/---

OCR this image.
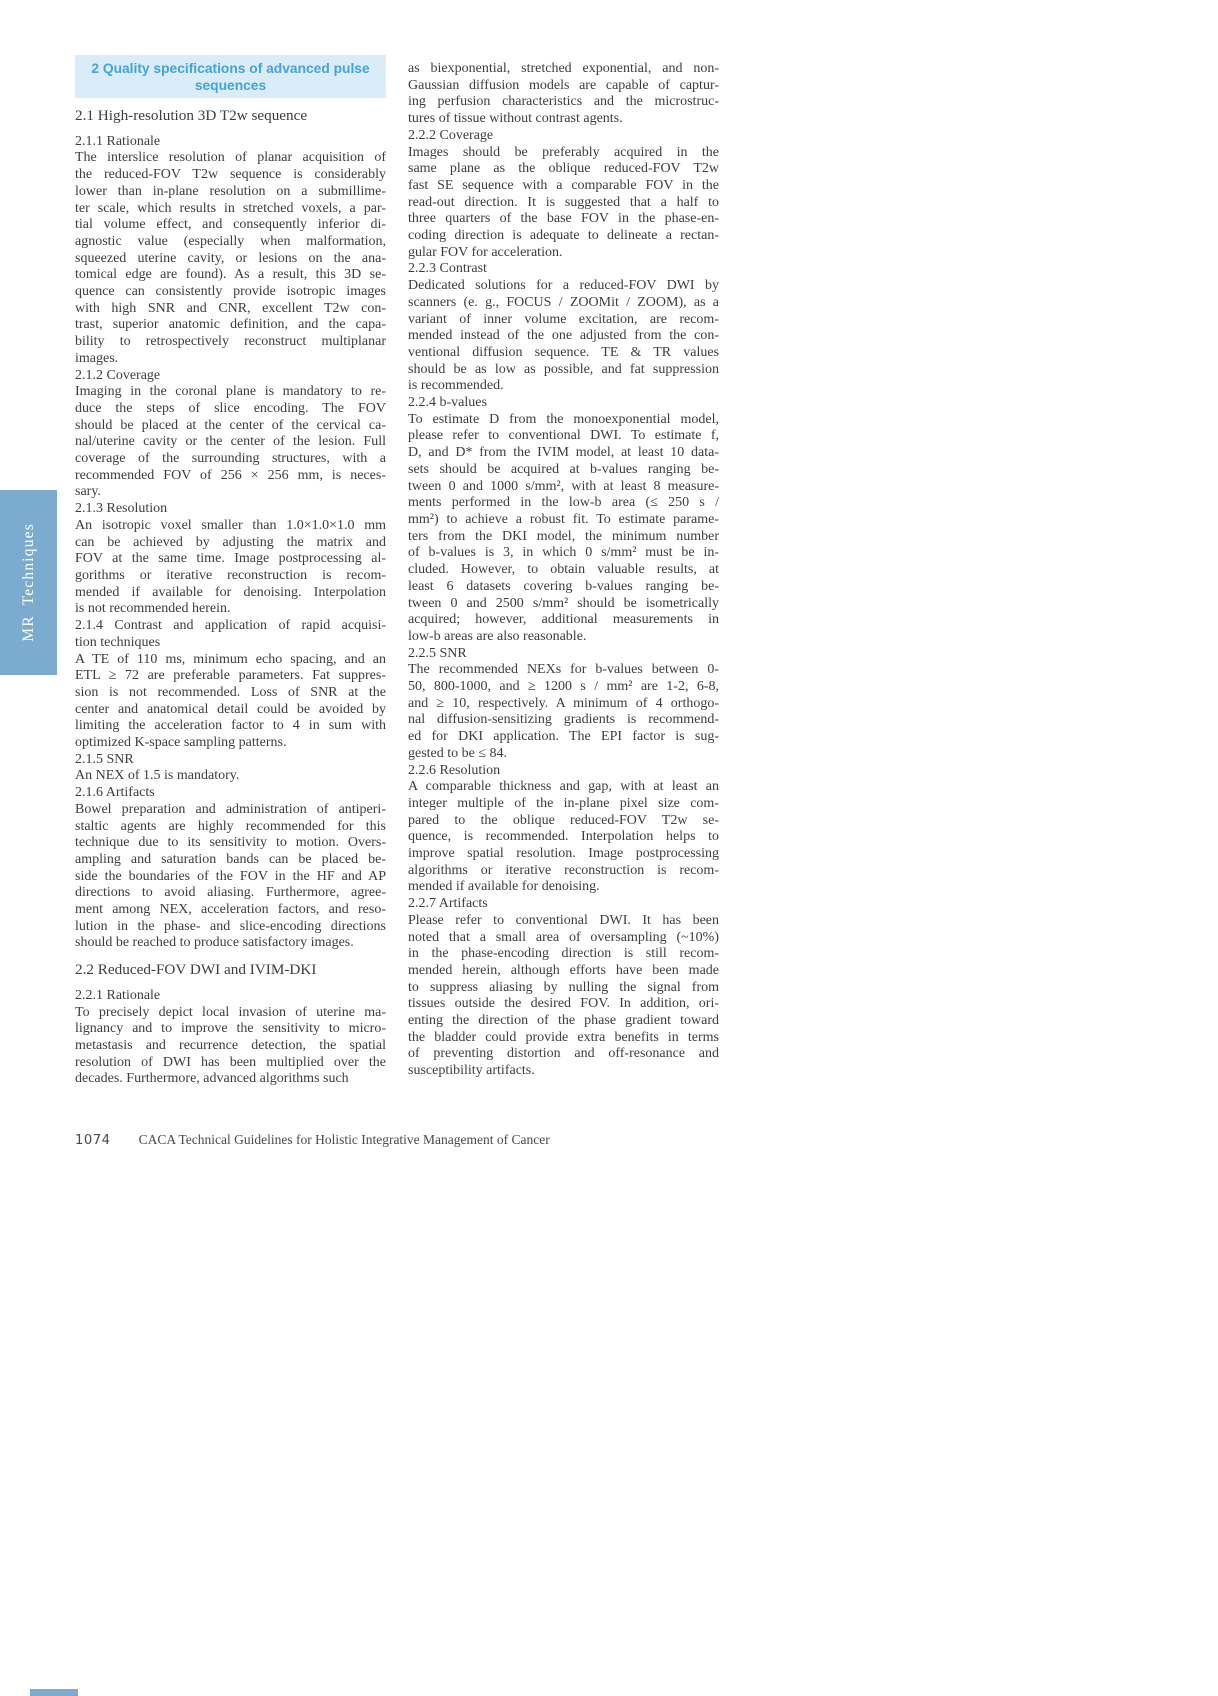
MR Techniques
2 Quality specifications of advanced pulse
sequences
2.1 High-resolution 3D T2w sequence
2.1.1 Rationale
The interslice resolution of planar acquisition of
the reduced-FOV T2w sequence is considerably
lower than in-plane resolution on a submillime-
ter scale, which results in stretched voxels, a par-
tial volume effect, and consequently inferior di-
agnostic value (especially when malformation,
squeezed uterine cavity, or lesions on the ana-
tomical edge are found). As a result, this 3D se-
quence can consistently provide isotropic images
with high SNR and CNR, excellent T2w con-
trast, superior anatomic definition, and the capa-
bility to retrospectively reconstruct multiplanar
images.
2.1.2 Coverage
Imaging in the coronal plane is mandatory to re-
duce the steps of slice encoding. The FOV
should be placed at the center of the cervical ca-
nal/uterine cavity or the center of the lesion. Full
coverage of the surrounding structures, with a
recommended FOV of 256 × 256 mm, is neces-
sary.
2.1.3 Resolution
An isotropic voxel smaller than 1.0×1.0×1.0 mm
can be achieved by adjusting the matrix and
FOV at the same time. Image postprocessing al-
gorithms or iterative reconstruction is recom-
mended if available for denoising. Interpolation
is not recommended herein.
2.1.4 Contrast and application of rapid acquisi-
tion techniques
A TE of 110 ms, minimum echo spacing, and an
ETL ≥ 72 are preferable parameters. Fat suppres-
sion is not recommended. Loss of SNR at the
center and anatomical detail could be avoided by
limiting the acceleration factor to 4 in sum with
optimized K-space sampling patterns.
2.1.5 SNR
An NEX of 1.5 is mandatory.
2.1.6 Artifacts
Bowel preparation and administration of antiperi-
staltic agents are highly recommended for this
technique due to its sensitivity to motion. Overs-
ampling and saturation bands can be placed be-
side the boundaries of the FOV in the HF and AP
directions to avoid aliasing. Furthermore, agree-
ment among NEX, acceleration factors, and reso-
lution in the phase- and slice-encoding directions
should be reached to produce satisfactory images.
2.2 Reduced-FOV DWI and IVIM-DKI
2.2.1 Rationale
To precisely depict local invasion of uterine ma-
lignancy and to improve the sensitivity to micro-
metastasis and recurrence detection, the spatial
resolution of DWI has been multiplied over the
decades. Furthermore, advanced algorithms such
as biexponential, stretched exponential, and non-
Gaussian diffusion models are capable of captur-
ing perfusion characteristics and the microstruc-
tures of tissue without contrast agents.
2.2.2 Coverage
Images should be preferably acquired in the
same plane as the oblique reduced-FOV T2w
fast SE sequence with a comparable FOV in the
read-out direction. It is suggested that a half to
three quarters of the base FOV in the phase-en-
coding direction is adequate to delineate a rectan-
gular FOV for acceleration.
2.2.3 Contrast
Dedicated solutions for a reduced-FOV DWI by
scanners (e. g., FOCUS / ZOOMit / ZOOM), as a
variant of inner volume excitation, are recom-
mended instead of the one adjusted from the con-
ventional diffusion sequence. TE & TR values
should be as low as possible, and fat suppression
is recommended.
2.2.4 b-values
To estimate D from the monoexponential model,
please refer to conventional DWI. To estimate f,
D, and D* from the IVIM model, at least 10 data-
sets should be acquired at b-values ranging be-
tween 0 and 1000 s/mm², with at least 8 measure-
ments performed in the low-b area (≤ 250 s /
mm²) to achieve a robust fit. To estimate parame-
ters from the DKI model, the minimum number
of b-values is 3, in which 0 s/mm² must be in-
cluded. However, to obtain valuable results, at
least 6 datasets covering b-values ranging be-
tween 0 and 2500 s/mm² should be isometrically
acquired; however, additional measurements in
low-b areas are also reasonable.
2.2.5 SNR
The recommended NEXs for b-values between 0-
50, 800-1000, and ≥ 1200 s / mm² are 1-2, 6-8,
and ≥ 10, respectively. A minimum of 4 orthogo-
nal diffusion-sensitizing gradients is recommend-
ed for DKI application. The EPI factor is sug-
gested to be ≤ 84.
2.2.6 Resolution
A comparable thickness and gap, with at least an
integer multiple of the in-plane pixel size com-
pared to the oblique reduced-FOV T2w se-
quence, is recommended. Interpolation helps to
improve spatial resolution. Image postprocessing
algorithms or iterative reconstruction is recom-
mended if available for denoising.
2.2.7 Artifacts
Please refer to conventional DWI. It has been
noted that a small area of oversampling (~10%)
in the phase-encoding direction is still recom-
mended herein, although efforts have been made
to suppress aliasing by nulling the signal from
tissues outside the desired FOV. In addition, ori-
enting the direction of the phase gradient toward
the bladder could provide extra benefits in terms
of preventing distortion and off-resonance and
susceptibility artifacts.
1074 CACA Technical Guidelines for Holistic Integrative Management of Cancer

\---

(Your task): Return the listing above unchanged, apart from dropping its pictures.

(Expected output):
OCR this image.
MR Techniques
2 Quality specifications of advanced pulse
sequences
2.1 High-resolution 3D T2w sequence
2.1.1 Rationale
The interslice resolution of planar acquisition of
the reduced-FOV T2w sequence is considerably
lower than in-plane resolution on a submillime-
ter scale, which results in stretched voxels, a par-
tial volume effect, and consequently inferior di-
agnostic value (especially when malformation,
squeezed uterine cavity, or lesions on the ana-
tomical edge are found). As a result, this 3D se-
quence can consistently provide isotropic images
with high SNR and CNR, excellent T2w con-
trast, superior anatomic definition, and the capa-
bility to retrospectively reconstruct multiplanar
images.
2.1.2 Coverage
Imaging in the coronal plane is mandatory to re-
duce the steps of slice encoding. The FOV
should be placed at the center of the cervical ca-
nal/uterine cavity or the center of the lesion. Full
coverage of the surrounding structures, with a
recommended FOV of 256 × 256 mm, is neces-
sary.
2.1.3 Resolution
An isotropic voxel smaller than 1.0×1.0×1.0 mm
can be achieved by adjusting the matrix and
FOV at the same time. Image postprocessing al-
gorithms or iterative reconstruction is recom-
mended if available for denoising. Interpolation
is not recommended herein.
2.1.4 Contrast and application of rapid acquisi-
tion techniques
A TE of 110 ms, minimum echo spacing, and an
ETL ≥ 72 are preferable parameters. Fat suppres-
sion is not recommended. Loss of SNR at the
center and anatomical detail could be avoided by
limiting the acceleration factor to 4 in sum with
optimized K-space sampling patterns.
2.1.5 SNR
An NEX of 1.5 is mandatory.
2.1.6 Artifacts
Bowel preparation and administration of antiperi-
staltic agents are highly recommended for this
technique due to its sensitivity to motion. Overs-
ampling and saturation bands can be placed be-
side the boundaries of the FOV in the HF and AP
directions to avoid aliasing. Furthermore, agree-
ment among NEX, acceleration factors, and reso-
lution in the phase- and slice-encoding directions
should be reached to produce satisfactory images.
2.2 Reduced-FOV DWI and IVIM-DKI
2.2.1 Rationale
To precisely depict local invasion of uterine ma-
lignancy and to improve the sensitivity to micro-
metastasis and recurrence detection, the spatial
resolution of DWI has been multiplied over the
decades. Furthermore, advanced algorithms such
as biexponential, stretched exponential, and non-
Gaussian diffusion models are capable of captur-
ing perfusion characteristics and the microstruc-
tures of tissue without contrast agents.
2.2.2 Coverage
Images should be preferably acquired in the
same plane as the oblique reduced-FOV T2w
fast SE sequence with a comparable FOV in the
read-out direction. It is suggested that a half to
three quarters of the base FOV in the phase-en-
coding direction is adequate to delineate a rectan-
gular FOV for acceleration.
2.2.3 Contrast
Dedicated solutions for a reduced-FOV DWI by
scanners (e. g., FOCUS / ZOOMit / ZOOM), as a
variant of inner volume excitation, are recom-
mended instead of the one adjusted from the con-
ventional diffusion sequence. TE & TR values
should be as low as possible, and fat suppression
is recommended.
2.2.4 b-values
To estimate D from the monoexponential model,
please refer to conventional DWI. To estimate f,
D, and D* from the IVIM model, at least 10 data-
sets should be acquired at b-values ranging be-
tween 0 and 1000 s/mm², with at least 8 measure-
ments performed in the low-b area (≤ 250 s /
mm²) to achieve a robust fit. To estimate parame-
ters from the DKI model, the minimum number
of b-values is 3, in which 0 s/mm² must be in-
cluded. However, to obtain valuable results, at
least 6 datasets covering b-values ranging be-
tween 0 and 2500 s/mm² should be isometrically
acquired; however, additional measurements in
low-b areas are also reasonable.
2.2.5 SNR
The recommended NEXs for b-values between 0-
50, 800-1000, and ≥ 1200 s / mm² are 1-2, 6-8,
and ≥ 10, respectively. A minimum of 4 orthogo-
nal diffusion-sensitizing gradients is recommend-
ed for DKI application. The EPI factor is sug-
gested to be ≤ 84.
2.2.6 Resolution
A comparable thickness and gap, with at least an
integer multiple of the in-plane pixel size com-
pared to the oblique reduced-FOV T2w se-
quence, is recommended. Interpolation helps to
improve spatial resolution. Image postprocessing
algorithms or iterative reconstruction is recom-
mended if available for denoising.
2.2.7 Artifacts
Please refer to conventional DWI. It has been
noted that a small area of oversampling (~10%)
in the phase-encoding direction is still recom-
mended herein, although efforts have been made
to suppress aliasing by nulling the signal from
tissues outside the desired FOV. In addition, ori-
enting the direction of the phase gradient toward
the bladder could provide extra benefits in terms
of preventing distortion and off-resonance and
susceptibility artifacts.
1074 CACA Technical Guidelines for Holistic Integrative Management of Cancer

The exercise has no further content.